* _The exercise_
Reproduce the records below in their entirety, character for character.

* _Information given_
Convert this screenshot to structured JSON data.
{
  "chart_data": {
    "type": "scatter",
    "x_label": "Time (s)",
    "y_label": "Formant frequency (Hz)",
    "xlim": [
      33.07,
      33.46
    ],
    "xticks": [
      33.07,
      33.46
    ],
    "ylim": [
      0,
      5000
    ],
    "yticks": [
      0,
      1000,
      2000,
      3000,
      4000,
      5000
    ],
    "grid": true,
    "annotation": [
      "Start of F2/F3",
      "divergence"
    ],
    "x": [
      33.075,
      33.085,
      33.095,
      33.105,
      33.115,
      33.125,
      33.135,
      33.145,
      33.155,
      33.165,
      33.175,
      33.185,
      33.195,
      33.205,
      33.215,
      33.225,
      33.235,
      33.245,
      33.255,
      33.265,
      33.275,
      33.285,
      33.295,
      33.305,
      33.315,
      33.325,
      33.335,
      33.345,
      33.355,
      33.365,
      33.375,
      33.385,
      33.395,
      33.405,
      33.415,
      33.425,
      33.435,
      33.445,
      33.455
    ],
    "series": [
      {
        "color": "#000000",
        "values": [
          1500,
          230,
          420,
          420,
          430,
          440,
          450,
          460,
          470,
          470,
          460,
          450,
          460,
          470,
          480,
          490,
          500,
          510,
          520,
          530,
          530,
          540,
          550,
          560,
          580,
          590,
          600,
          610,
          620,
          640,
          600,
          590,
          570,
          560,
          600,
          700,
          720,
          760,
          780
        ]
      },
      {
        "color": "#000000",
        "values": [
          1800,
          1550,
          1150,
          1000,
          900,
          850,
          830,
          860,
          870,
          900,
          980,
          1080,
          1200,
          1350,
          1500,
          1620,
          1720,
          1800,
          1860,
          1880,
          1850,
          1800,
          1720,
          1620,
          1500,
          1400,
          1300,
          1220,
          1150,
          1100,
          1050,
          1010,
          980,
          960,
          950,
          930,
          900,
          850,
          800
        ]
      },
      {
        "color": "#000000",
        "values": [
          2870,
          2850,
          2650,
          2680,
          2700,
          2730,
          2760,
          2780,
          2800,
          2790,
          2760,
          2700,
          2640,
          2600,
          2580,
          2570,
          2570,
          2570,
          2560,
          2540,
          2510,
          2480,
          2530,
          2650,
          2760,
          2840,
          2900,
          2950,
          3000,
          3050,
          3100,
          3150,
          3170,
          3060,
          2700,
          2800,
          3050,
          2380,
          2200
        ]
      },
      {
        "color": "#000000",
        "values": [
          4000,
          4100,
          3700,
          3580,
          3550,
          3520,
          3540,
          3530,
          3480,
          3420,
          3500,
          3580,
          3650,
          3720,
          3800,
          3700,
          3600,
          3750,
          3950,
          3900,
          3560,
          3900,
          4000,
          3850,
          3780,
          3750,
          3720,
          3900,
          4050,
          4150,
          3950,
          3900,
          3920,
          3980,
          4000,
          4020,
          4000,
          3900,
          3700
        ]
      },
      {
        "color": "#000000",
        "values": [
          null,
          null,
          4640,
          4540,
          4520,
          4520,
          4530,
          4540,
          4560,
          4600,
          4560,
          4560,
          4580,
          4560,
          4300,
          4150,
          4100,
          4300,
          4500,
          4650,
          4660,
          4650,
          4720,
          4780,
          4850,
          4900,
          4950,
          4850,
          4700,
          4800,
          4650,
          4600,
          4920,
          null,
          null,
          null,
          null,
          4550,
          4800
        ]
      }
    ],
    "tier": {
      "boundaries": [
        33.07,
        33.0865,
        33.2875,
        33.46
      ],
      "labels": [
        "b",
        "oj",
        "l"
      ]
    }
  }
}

* _Answer in full_
Convert this screenshot to structured JSON data.
{
  "chart_data": {
    "type": "scatter",
    "x_label": "Time (s)",
    "y_label": "Formant frequency (Hz)",
    "xlim": [
      33.07,
      33.46
    ],
    "xticks": [
      33.07,
      33.46
    ],
    "ylim": [
      0,
      5000
    ],
    "yticks": [
      0,
      1000,
      2000,
      3000,
      4000,
      5000
    ],
    "grid": true,
    "annotation": [
      "Start of F2/F3",
      "divergence"
    ],
    "x": [
      33.075,
      33.085,
      33.095,
      33.105,
      33.115,
      33.125,
      33.135,
      33.145,
      33.155,
      33.165,
      33.175,
      33.185,
      33.195,
      33.205,
      33.215,
      33.225,
      33.235,
      33.245,
      33.255,
      33.265,
      33.275,
      33.285,
      33.295,
      33.305,
      33.315,
      33.325,
      33.335,
      33.345,
      33.355,
      33.365,
      33.375,
      33.385,
      33.395,
      33.405,
      33.415,
      33.425,
      33.435,
      33.445,
      33.455
    ],
    "series": [
      {
        "color": "#000000",
        "values": [
          1500,
          230,
          420,
          420,
          430,
          440,
          450,
          460,
          470,
          470,
          460,
          450,
          460,
          470,
          480,
          490,
          500,
          510,
          520,
          530,
          530,
          540,
          550,
          560,
          580,
          590,
          600,
          610,
          620,
          640,
          600,
          590,
          570,
          560,
          600,
          700,
          720,
          760,
          780
        ]
      },
      {
        "color": "#000000",
        "values": [
          1800,
          1550,
          1150,
          1000,
          900,
          850,
          830,
          860,
          870,
          900,
          980,
          1080,
          1200,
          1350,
          1500,
          1620,
          1720,
          1800,
          1860,
          1880,
          1850,
          1800,
          1720,
          1620,
          1500,
          1400,
          1300,
          1220,
          1150,
          1100,
          1050,
          1010,
          980,
          960,
          950,
          930,
          900,
          850,
          800
        ]
      },
      {
        "color": "#000000",
        "values": [
          2870,
          2850,
          2650,
          2680,
          2700,
          2730,
          2760,
          2780,
          2800,
          2790,
          2760,
          2700,
          2640,
          2600,
          2580,
          2570,
          2570,
          2570,
          2560,
          2540,
          2510,
          2480,
          2530,
          2650,
          2760,
          2840,
          2900,
          2950,
          3000,
          3050,
          3100,
          3150,
          3170,
          3060,
          2700,
          2800,
          3050,
          2380,
          2200
        ]
      },
      {
        "color": "#000000",
        "values": [
          4000,
          4100,
          3700,
          3580,
          3550,
          3520,
          3540,
          3530,
          3480,
          3420,
          3500,
          3580,
          3650,
          3720,
          3800,
          3700,
          3600,
          3750,
          3950,
          3900,
          3560,
          3900,
          4000,
          3850,
          3780,
          3750,
          3720,
          3900,
          4050,
          4150,
          3950,
          3900,
          3920,
          3980,
          4000,
          4020,
          4000,
          3900,
          3700
        ]
      },
      {
        "color": "#000000",
        "values": [
          null,
          null,
          4640,
          4540,
          4520,
          4520,
          4530,
          4540,
          4560,
          4600,
          4560,
          4560,
          4580,
          4560,
          4300,
          4150,
          4100,
          4300,
          4500,
          4650,
          4660,
          4650,
          4720,
          4780,
          4850,
          4900,
          4950,
          4850,
          4700,
          4800,
          4650,
          4600,
          4920,
          null,
          null,
          null,
          null,
          4550,
          4800
        ]
      }
    ],
    "tier": {
      "boundaries": [
        33.07,
        33.0865,
        33.2875,
        33.46
      ],
      "labels": [
        "b",
        "oj",
        "l"
      ]
    }
  }
}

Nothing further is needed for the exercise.